Carnitine deficiency–associated cardiomyopathy is characterized by low plasma carnitine levels in a child with biventricular heart failure. Myocytes are enlarged and contain lipid vacuoles that can be confirmed with special stains for lipids. On EM, there is disruption of the myofibrils and aggregation of mitochondria which have bizarre shapes and twisted cristae.

Sphingolipidosis: Fabry (Anderson-Fabry) disease is an X-linked inborn error of glycosphingolipid metabolism (3p21-23). Cardiac disease manifests most commonly as left ventricular hypertrophy.²⁴ Microscopically, cardiac muscle cells reveal glycosphingolipid deposits that occupy the central and perinuclear zones, displacing contractile elements toward the periphery.

HEART TRANSPLANTATION

Pediatric heart transplantation is increasingly being performed for congenital heart disease without pulmonary hypertension, cardiomyopathy, valvular heart disease, or intractable arrhythmias. Posttransplant EMB plays an integral role in recipient management for which excellent surveillance biopsy protocols have been established by the International Society of Heart and Lung Transplantation (ISHLT).²⁵ To be considered adequate, at least three fragments of myocardial tissue with the myocardium occupying more than 50% of the tissue in the biopsy fragment should be present for evaluation.²⁵ Approximately 70% of biopsies are negative for rejection.

▶ _What to work on_:
1 > Set down the stretch of the cardiac pathology excerpt from "Carnitine deficiency–associated cardiomyopathy" through "and twisted cristae.", word for word.
2 > Name every condition that the cardiac pathology excerpt gives as a reason for performing pediatric heart transplantation.

▶ _Page layout parsing data_:
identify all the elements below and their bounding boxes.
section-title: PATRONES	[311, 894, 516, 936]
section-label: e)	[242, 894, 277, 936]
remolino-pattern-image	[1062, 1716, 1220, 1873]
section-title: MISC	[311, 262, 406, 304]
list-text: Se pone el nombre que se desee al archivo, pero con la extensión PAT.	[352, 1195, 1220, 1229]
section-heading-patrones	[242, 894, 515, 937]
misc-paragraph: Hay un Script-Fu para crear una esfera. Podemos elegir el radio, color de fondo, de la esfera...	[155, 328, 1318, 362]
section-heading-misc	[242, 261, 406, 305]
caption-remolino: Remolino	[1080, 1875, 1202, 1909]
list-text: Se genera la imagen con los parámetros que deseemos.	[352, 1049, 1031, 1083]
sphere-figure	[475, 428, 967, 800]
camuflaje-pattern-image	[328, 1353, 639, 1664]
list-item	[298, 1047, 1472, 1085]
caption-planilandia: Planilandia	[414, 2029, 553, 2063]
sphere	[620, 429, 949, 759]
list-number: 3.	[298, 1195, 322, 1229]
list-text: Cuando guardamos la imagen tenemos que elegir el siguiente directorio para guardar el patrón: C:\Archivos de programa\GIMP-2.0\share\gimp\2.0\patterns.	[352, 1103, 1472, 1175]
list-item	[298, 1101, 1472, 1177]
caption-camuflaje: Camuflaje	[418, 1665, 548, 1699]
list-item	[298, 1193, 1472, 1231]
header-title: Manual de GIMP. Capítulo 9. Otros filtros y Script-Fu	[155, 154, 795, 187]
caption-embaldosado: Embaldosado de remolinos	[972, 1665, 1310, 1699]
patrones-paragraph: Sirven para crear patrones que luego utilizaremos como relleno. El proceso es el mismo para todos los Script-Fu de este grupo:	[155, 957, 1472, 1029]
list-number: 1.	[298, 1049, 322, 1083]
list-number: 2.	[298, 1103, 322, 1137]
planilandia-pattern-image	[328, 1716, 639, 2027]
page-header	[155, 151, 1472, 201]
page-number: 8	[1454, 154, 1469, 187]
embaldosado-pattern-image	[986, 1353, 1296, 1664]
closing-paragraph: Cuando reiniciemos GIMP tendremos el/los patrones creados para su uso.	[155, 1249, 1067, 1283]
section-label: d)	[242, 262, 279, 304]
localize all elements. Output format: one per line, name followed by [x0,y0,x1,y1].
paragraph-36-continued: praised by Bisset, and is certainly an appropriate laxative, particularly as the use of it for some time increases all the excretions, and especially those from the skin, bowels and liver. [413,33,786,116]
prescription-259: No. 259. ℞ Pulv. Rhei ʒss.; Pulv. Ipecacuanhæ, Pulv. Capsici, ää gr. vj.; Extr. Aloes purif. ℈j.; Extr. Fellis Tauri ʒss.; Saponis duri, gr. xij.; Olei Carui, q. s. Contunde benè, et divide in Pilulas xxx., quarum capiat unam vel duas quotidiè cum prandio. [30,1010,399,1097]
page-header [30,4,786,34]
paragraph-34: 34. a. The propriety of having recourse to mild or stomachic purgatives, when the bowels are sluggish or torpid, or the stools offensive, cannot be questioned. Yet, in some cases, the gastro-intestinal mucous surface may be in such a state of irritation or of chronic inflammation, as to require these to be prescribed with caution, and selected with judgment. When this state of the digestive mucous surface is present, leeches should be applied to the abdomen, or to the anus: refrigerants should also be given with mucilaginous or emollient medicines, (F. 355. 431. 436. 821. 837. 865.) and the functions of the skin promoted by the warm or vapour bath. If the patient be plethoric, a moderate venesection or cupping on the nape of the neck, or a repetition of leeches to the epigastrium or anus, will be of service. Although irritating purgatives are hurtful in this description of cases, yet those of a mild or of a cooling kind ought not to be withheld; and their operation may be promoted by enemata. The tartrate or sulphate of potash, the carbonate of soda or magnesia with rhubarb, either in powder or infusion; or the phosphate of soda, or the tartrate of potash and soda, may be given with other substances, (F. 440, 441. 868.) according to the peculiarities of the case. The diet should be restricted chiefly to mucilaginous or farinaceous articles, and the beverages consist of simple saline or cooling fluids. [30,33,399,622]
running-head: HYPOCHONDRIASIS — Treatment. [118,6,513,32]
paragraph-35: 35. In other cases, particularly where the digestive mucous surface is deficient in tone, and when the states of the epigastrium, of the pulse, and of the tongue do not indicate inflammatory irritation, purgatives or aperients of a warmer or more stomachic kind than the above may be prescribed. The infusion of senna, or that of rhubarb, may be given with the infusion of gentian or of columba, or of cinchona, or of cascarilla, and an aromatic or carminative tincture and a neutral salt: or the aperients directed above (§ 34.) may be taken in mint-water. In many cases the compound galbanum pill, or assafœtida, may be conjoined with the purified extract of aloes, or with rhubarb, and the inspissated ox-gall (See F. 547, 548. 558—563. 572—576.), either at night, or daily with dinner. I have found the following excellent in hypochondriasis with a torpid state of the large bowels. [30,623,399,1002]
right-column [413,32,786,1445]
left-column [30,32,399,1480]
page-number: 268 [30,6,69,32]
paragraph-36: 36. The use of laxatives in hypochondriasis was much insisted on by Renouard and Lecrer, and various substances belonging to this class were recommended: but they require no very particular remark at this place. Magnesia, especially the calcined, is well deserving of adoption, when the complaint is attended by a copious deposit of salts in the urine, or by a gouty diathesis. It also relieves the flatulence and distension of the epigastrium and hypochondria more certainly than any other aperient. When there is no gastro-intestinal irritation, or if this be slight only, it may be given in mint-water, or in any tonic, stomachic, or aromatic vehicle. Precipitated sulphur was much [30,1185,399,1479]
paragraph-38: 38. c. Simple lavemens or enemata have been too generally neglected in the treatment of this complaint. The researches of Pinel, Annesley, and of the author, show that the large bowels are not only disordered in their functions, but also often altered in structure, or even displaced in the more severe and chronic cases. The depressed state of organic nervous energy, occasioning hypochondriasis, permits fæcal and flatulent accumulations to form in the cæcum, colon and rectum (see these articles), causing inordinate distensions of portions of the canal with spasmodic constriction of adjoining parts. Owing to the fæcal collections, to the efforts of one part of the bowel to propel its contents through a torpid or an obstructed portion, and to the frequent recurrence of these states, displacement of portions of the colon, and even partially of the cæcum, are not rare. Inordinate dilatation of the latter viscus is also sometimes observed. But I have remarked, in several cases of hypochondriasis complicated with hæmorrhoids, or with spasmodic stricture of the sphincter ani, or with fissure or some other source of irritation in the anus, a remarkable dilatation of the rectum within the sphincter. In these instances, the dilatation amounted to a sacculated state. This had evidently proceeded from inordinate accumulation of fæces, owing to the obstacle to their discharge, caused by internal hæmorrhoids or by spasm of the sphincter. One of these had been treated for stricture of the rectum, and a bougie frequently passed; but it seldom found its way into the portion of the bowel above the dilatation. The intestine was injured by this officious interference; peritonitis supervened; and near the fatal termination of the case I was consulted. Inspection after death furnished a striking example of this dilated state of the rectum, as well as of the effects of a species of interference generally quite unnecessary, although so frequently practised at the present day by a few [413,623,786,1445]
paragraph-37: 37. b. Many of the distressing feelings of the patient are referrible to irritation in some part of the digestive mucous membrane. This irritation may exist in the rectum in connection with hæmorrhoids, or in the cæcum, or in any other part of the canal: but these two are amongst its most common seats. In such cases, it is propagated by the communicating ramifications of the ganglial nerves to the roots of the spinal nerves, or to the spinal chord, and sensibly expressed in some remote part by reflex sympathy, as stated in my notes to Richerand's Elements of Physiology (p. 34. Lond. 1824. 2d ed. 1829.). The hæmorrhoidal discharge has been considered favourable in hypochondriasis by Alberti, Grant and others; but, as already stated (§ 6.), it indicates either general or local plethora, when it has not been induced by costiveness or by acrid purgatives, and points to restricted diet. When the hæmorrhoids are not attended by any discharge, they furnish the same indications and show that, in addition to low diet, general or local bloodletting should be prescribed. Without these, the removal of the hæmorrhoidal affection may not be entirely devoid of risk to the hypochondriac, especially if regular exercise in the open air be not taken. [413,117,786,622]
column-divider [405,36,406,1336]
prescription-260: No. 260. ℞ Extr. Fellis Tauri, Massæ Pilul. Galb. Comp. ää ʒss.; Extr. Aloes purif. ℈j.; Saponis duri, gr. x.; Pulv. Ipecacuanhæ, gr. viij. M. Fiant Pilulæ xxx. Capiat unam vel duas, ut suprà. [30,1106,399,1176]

▶ _Written responses_:
1 >
Carnitine deficiency–associated cardiomyopathy is characterized by low plasma carnitine levels in a child with biventricular heart failure. Myocytes are enlarged and contain lipid vacuoles that can be confirmed with special stains for lipids. On EM, there is disruption of the myofibrils and aggregation of mitochondria which have bizarre shapes and twisted cristae.

2 >
- Congenital heart disease without pulmonary hypertension
- Cardiomyopathy
- Valvular heart disease
- Intractable arrhythmias